PROBLEM TO SOLVE:
Give the material once more, word for word, without any images.

TASK DATA:
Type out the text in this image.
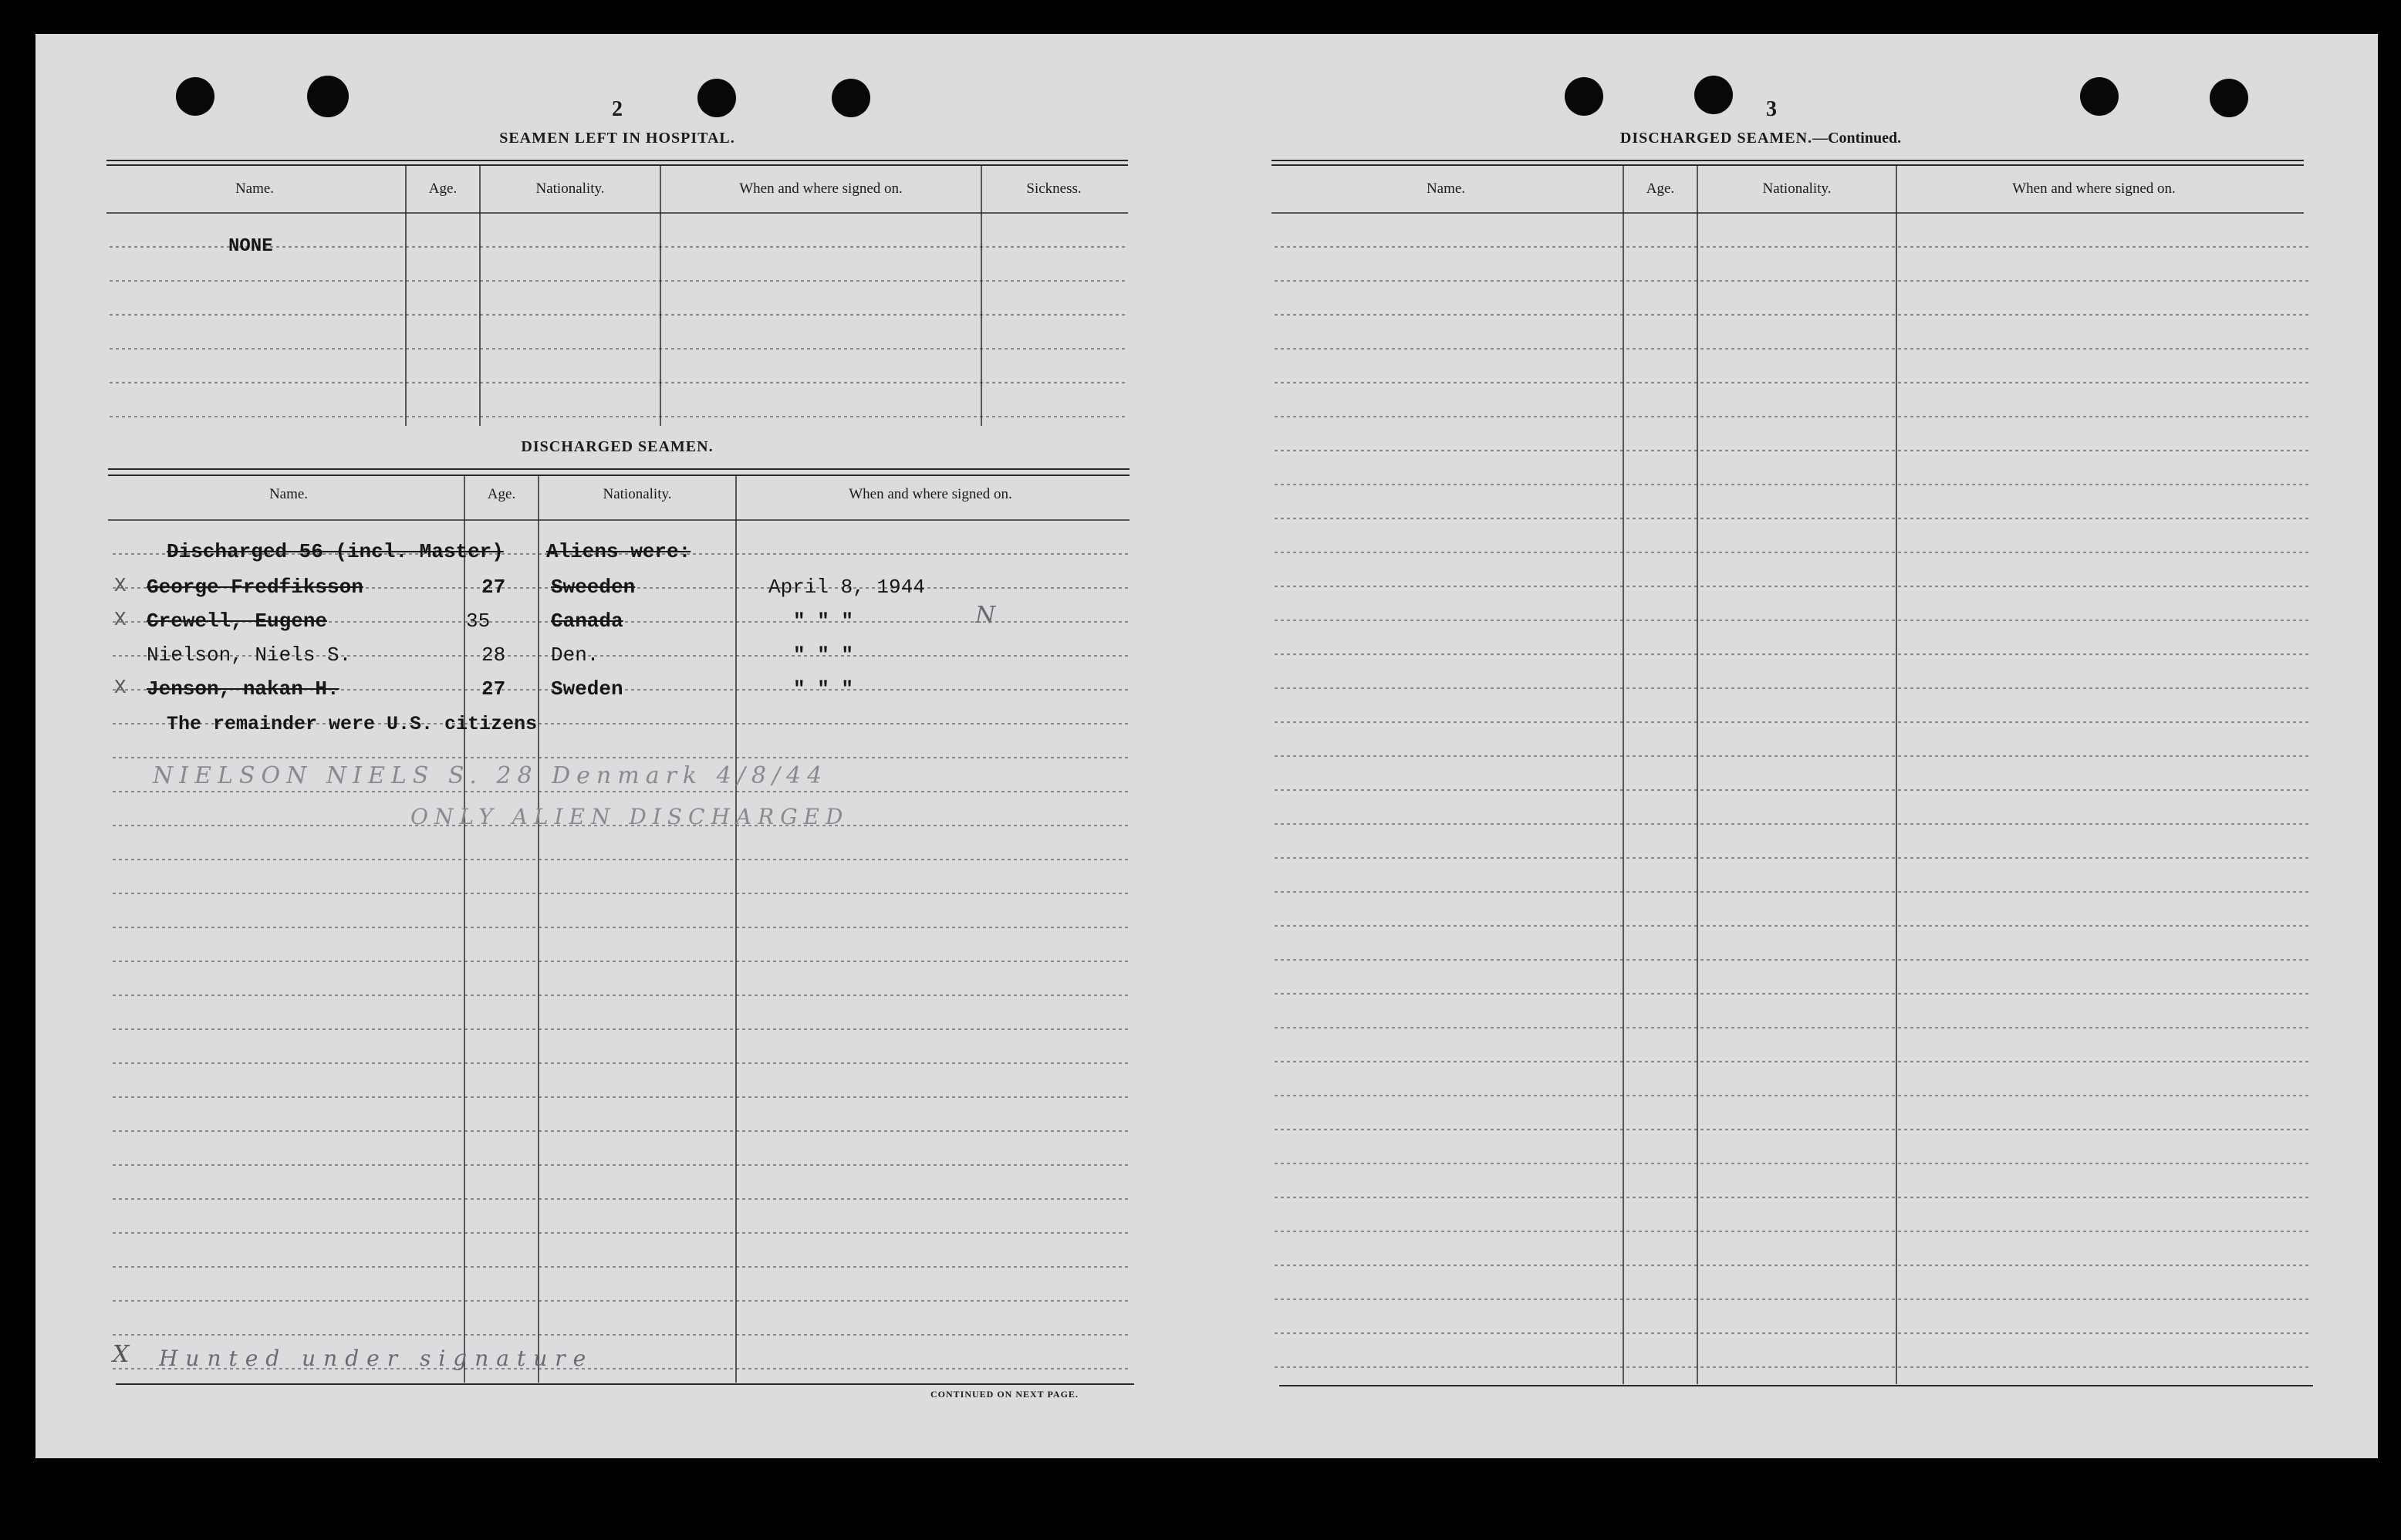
2
SEAMEN LEFT IN HOSPITAL.
Name.	Age.	Nationality.	When and where signed on.	Sickness.
NONE
DISCHARGED SEAMEN.
Name.	Age.	Nationality.	When and where signed on.
Discharged 56 (incl. Master) Aliens were:
X George Fredfiksson	27 Sweeden	April 8, 1944
X Crewell, Eugene	35	Canada	" " "	N
Nielson, Niels S.	28 Den.	" " "
X Jenson, nakan H.	27 Sweden	" " "
The remainder were U.S. citizens
NIELSON NIELS S. 28 Denmark 4/8/44
ONLY ALIEN DISCHARGED
X Hunted under signature
CONTINUED ON NEXT PAGE.
3
DISCHARGED SEAMEN.—Continued.
Name.	Age.	Nationality.	When and where signed on.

SOLVED EXERCISE:
Type out the text in this image.
2
SEAMEN LEFT IN HOSPITAL.
Name.	Age.	Nationality.	When and where signed on.	Sickness.
NONE
DISCHARGED SEAMEN.
Name.	Age.	Nationality.	When and where signed on.
Discharged 56 (incl. Master) Aliens were:
X George Fredfiksson	27 Sweeden	April 8, 1944
X Crewell, Eugene	35	Canada	" " "	N
Nielson, Niels S.	28 Den.	" " "
X Jenson, nakan H.	27 Sweden	" " "
The remainder were U.S. citizens
NIELSON NIELS S. 28 Denmark 4/8/44
ONLY ALIEN DISCHARGED
X Hunted under signature
CONTINUED ON NEXT PAGE.
3
DISCHARGED SEAMEN.—Continued.
Name.	Age.	Nationality.	When and where signed on.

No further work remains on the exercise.